─── RECORDS FOR THE TASK ───

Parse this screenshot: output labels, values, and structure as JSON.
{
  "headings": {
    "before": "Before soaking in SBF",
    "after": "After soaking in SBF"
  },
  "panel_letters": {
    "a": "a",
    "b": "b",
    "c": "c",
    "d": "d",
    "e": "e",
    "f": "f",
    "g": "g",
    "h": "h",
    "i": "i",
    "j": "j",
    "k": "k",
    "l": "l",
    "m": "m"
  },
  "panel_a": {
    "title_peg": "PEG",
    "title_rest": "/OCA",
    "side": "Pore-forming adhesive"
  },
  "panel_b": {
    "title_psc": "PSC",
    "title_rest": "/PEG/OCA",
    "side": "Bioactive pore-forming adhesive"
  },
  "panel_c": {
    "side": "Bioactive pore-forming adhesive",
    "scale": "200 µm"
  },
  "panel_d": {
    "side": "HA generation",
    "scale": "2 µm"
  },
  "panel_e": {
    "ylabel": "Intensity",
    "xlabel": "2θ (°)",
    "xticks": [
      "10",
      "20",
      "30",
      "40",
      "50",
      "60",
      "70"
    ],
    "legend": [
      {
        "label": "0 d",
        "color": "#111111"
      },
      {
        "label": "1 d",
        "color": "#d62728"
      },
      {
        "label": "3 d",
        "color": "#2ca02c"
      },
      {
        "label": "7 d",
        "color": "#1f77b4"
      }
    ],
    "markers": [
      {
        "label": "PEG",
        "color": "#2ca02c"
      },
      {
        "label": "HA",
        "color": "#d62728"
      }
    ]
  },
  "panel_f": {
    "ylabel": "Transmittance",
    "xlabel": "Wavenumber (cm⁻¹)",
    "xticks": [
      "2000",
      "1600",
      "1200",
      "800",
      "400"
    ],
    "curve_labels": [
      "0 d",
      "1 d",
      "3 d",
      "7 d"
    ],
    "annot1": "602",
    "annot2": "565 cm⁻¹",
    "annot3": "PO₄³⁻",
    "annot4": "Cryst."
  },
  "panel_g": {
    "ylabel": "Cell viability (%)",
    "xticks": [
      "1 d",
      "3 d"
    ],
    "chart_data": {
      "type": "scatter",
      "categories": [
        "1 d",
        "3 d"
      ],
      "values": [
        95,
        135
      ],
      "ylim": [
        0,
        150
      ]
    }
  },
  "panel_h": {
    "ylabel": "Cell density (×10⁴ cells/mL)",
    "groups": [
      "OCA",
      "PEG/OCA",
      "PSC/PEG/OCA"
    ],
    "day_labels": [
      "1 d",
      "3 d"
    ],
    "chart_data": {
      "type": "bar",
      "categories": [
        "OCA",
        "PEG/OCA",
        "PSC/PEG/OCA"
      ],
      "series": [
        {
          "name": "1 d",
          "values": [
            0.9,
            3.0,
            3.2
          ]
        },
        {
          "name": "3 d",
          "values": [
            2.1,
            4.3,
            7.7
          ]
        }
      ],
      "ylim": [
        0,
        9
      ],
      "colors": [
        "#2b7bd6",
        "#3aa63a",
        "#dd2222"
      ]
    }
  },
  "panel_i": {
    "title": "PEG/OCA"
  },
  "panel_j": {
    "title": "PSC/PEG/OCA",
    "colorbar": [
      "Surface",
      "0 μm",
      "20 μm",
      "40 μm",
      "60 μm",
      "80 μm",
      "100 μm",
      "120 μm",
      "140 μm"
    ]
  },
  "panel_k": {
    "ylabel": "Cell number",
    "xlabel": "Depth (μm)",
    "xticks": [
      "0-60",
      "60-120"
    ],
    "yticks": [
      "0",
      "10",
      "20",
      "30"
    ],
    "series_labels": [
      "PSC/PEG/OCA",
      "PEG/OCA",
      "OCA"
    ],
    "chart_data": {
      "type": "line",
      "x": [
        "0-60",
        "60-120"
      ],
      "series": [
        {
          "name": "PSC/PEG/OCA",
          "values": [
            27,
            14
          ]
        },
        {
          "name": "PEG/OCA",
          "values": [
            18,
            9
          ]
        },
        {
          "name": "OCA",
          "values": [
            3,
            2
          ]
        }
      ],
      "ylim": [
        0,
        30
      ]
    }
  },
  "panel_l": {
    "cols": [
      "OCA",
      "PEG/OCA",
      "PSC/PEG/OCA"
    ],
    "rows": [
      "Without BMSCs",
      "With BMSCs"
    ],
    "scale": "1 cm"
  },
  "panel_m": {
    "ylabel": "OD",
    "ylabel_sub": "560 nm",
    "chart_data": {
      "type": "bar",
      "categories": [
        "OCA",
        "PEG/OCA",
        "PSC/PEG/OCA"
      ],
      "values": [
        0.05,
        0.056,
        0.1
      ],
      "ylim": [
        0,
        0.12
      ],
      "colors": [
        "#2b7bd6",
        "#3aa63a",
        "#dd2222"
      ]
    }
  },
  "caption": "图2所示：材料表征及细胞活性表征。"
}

───

**WHAT TO DO**:
Identify and extract each line of the listing that contains "xlabel".

**TASK OUTPUT**:
    "xlabel": "2θ (°)",
    "xlabel": "Wavenumber (cm⁻¹)",
    "xlabel": "Depth (μm)",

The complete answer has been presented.